## START
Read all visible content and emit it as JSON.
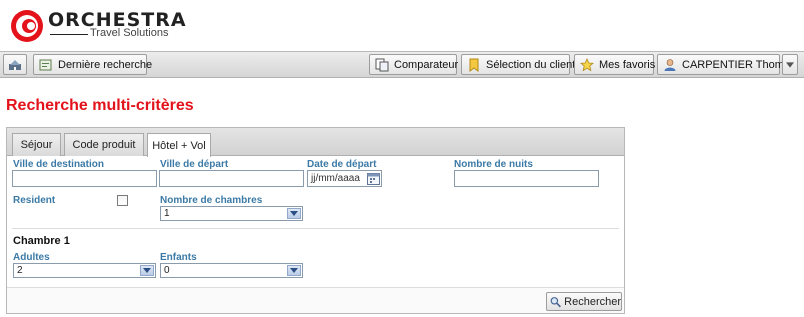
{
  "brand": {
    "name": "ORCHESTRA",
    "tagline": "Travel Solutions",
    "accent": "#e3121b"
  },
  "toolbar": {
    "last_search": "Dernière recherche",
    "comparator": "Comparateur",
    "client_selection": "Sélection du client",
    "favorites": "Mes favoris",
    "user": "CARPENTIER Thomas"
  },
  "page": {
    "title": "Recherche multi-critères"
  },
  "tabs": [
    {
      "label": "Séjour",
      "active": false
    },
    {
      "label": "Code produit",
      "active": false
    },
    {
      "label": "Hôtel + Vol",
      "active": true
    }
  ],
  "form": {
    "destination": {
      "label": "Ville de destination",
      "value": ""
    },
    "departure_city": {
      "label": "Ville de départ",
      "value": ""
    },
    "departure_date": {
      "label": "Date de départ",
      "value": "jj/mm/aaaa"
    },
    "nights": {
      "label": "Nombre de nuits",
      "value": ""
    },
    "resident": {
      "label": "Resident",
      "checked": false
    },
    "rooms": {
      "label": "Nombre de chambres",
      "value": "1"
    },
    "room1": {
      "title": "Chambre 1",
      "adults": {
        "label": "Adultes",
        "value": "2"
      },
      "children": {
        "label": "Enfants",
        "value": "0"
      }
    },
    "search_button": "Rechercher"
  }
}
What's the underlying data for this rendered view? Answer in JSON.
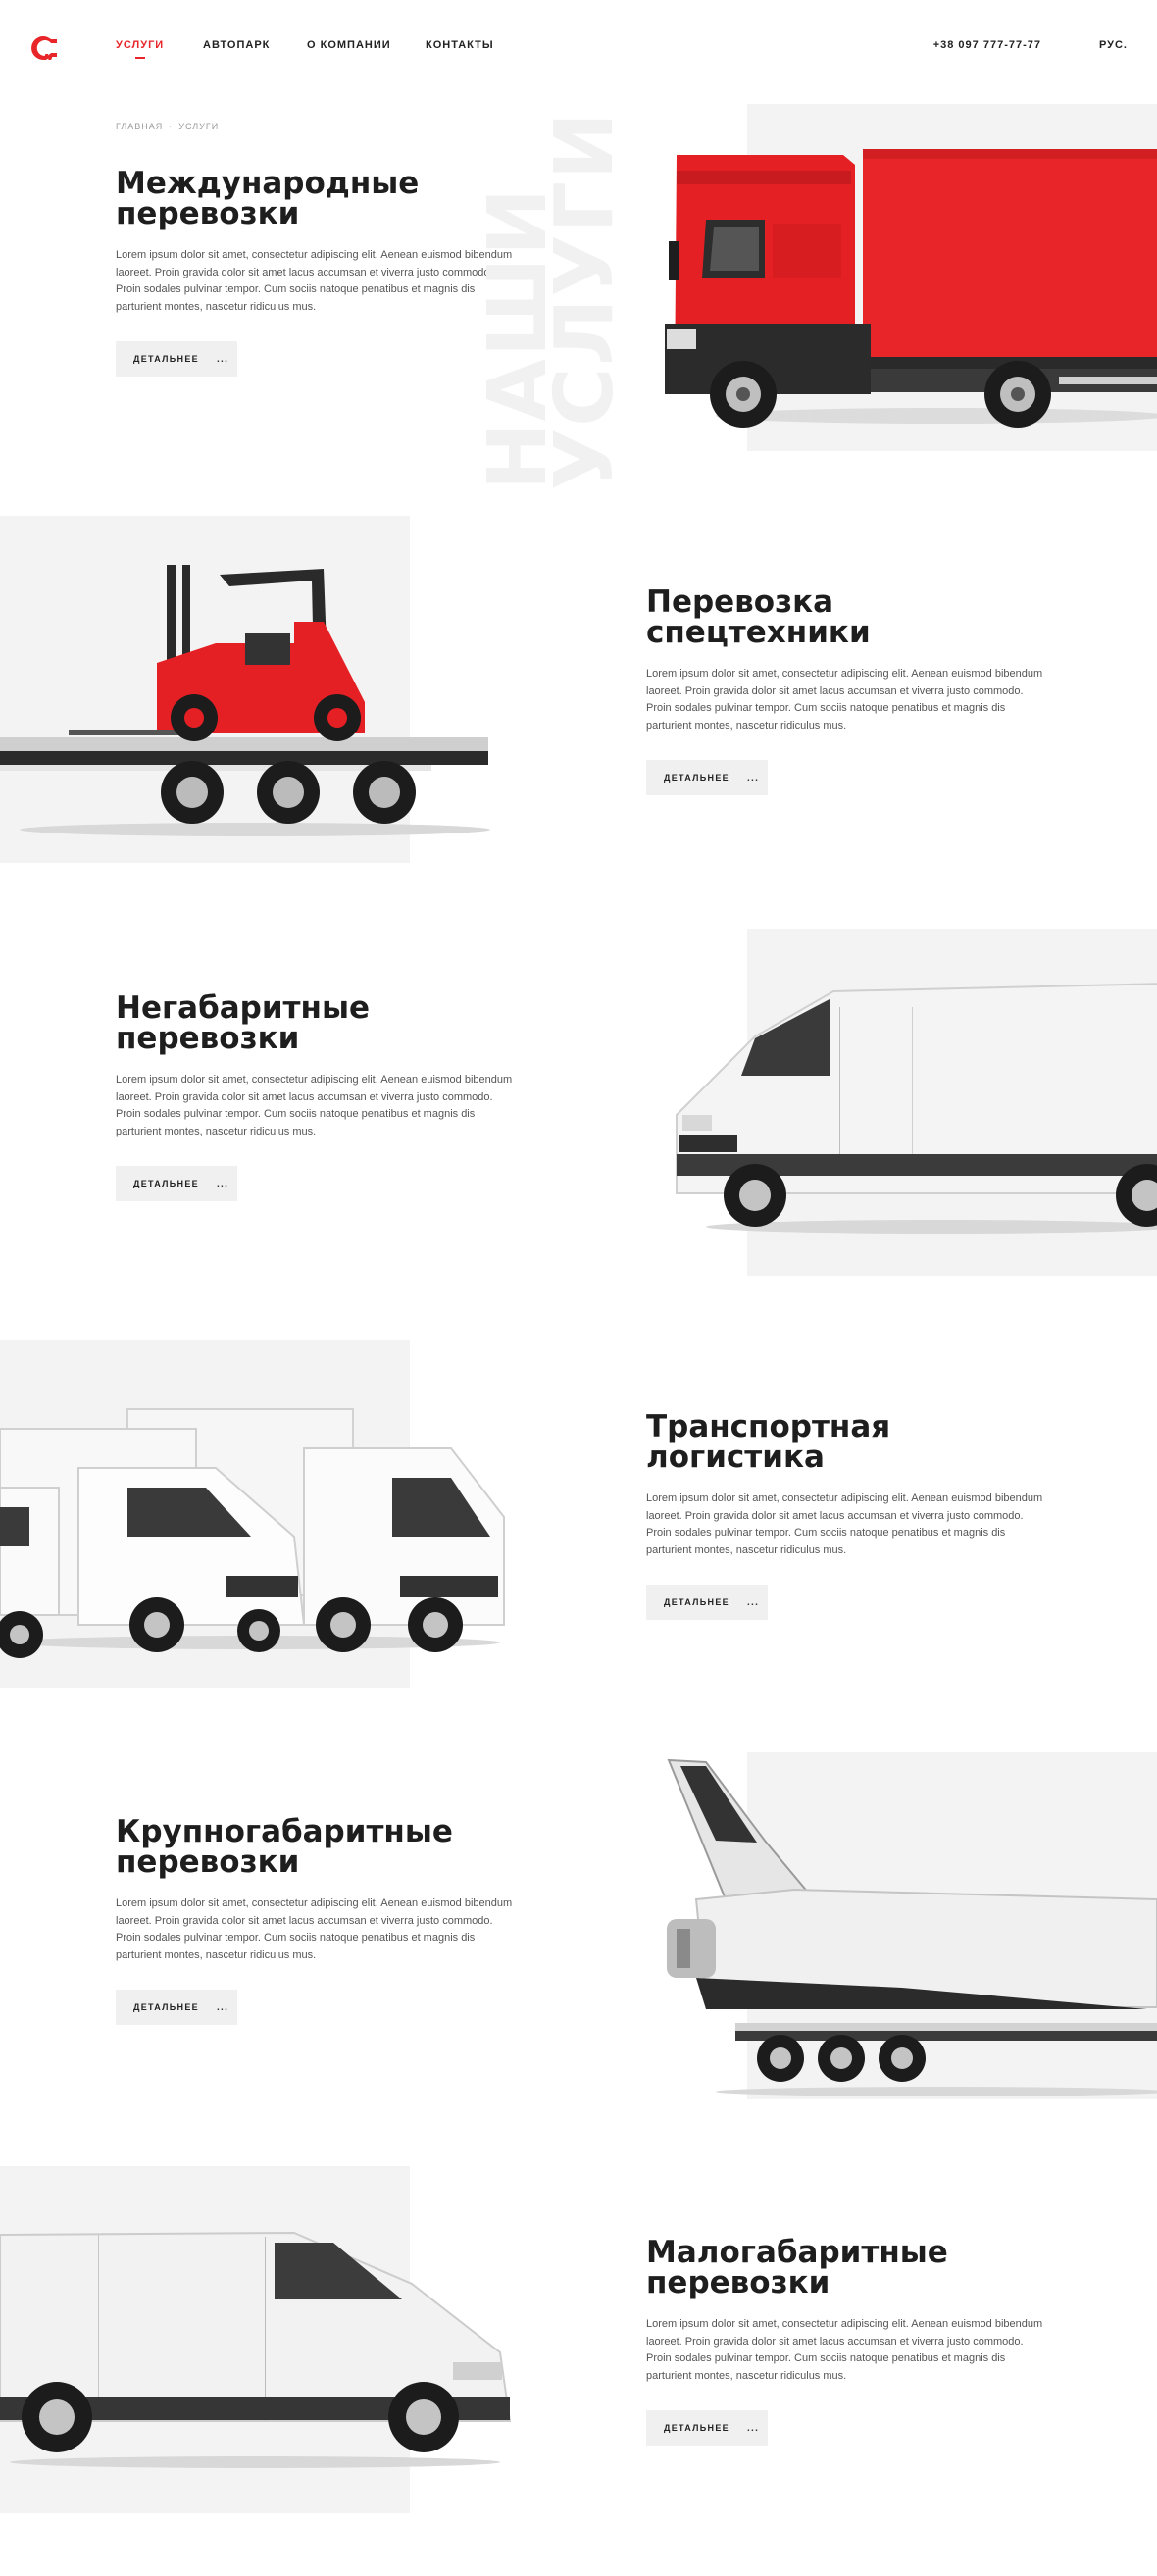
## END
Task goal
Repeat everything in the records precisely. Images are excluded from the copy.

Correct response
Read all visible content and emit it as JSON.
{
  "brand": {
    "name": "ORCHESTRA",
    "tagline": "Travel Solutions",
    "accent": "#e3121b"
  },
  "toolbar": {
    "last_search": "Dernière recherche",
    "comparator": "Comparateur",
    "client_selection": "Sélection du client",
    "favorites": "Mes favoris",
    "user": "CARPENTIER Thomas"
  },
  "page": {
    "title": "Recherche multi-critères"
  },
  "tabs": [
    {
      "label": "Séjour",
      "active": false
    },
    {
      "label": "Code produit",
      "active": false
    },
    {
      "label": "Hôtel + Vol",
      "active": true
    }
  ],
  "form": {
    "destination": {
      "label": "Ville de destination",
      "value": ""
    },
    "departure_city": {
      "label": "Ville de départ",
      "value": ""
    },
    "departure_date": {
      "label": "Date de départ",
      "value": "jj/mm/aaaa"
    },
    "nights": {
      "label": "Nombre de nuits",
      "value": ""
    },
    "resident": {
      "label": "Resident",
      "checked": false
    },
    "rooms": {
      "label": "Nombre de chambres",
      "value": "1"
    },
    "room1": {
      "title": "Chambre 1",
      "adults": {
        "label": "Adultes",
        "value": "2"
      },
      "children": {
        "label": "Enfants",
        "value": "0"
      }
    },
    "search_button": "Rechercher"
  }
}
What's the underlying data for this rendered view? Answer in JSON.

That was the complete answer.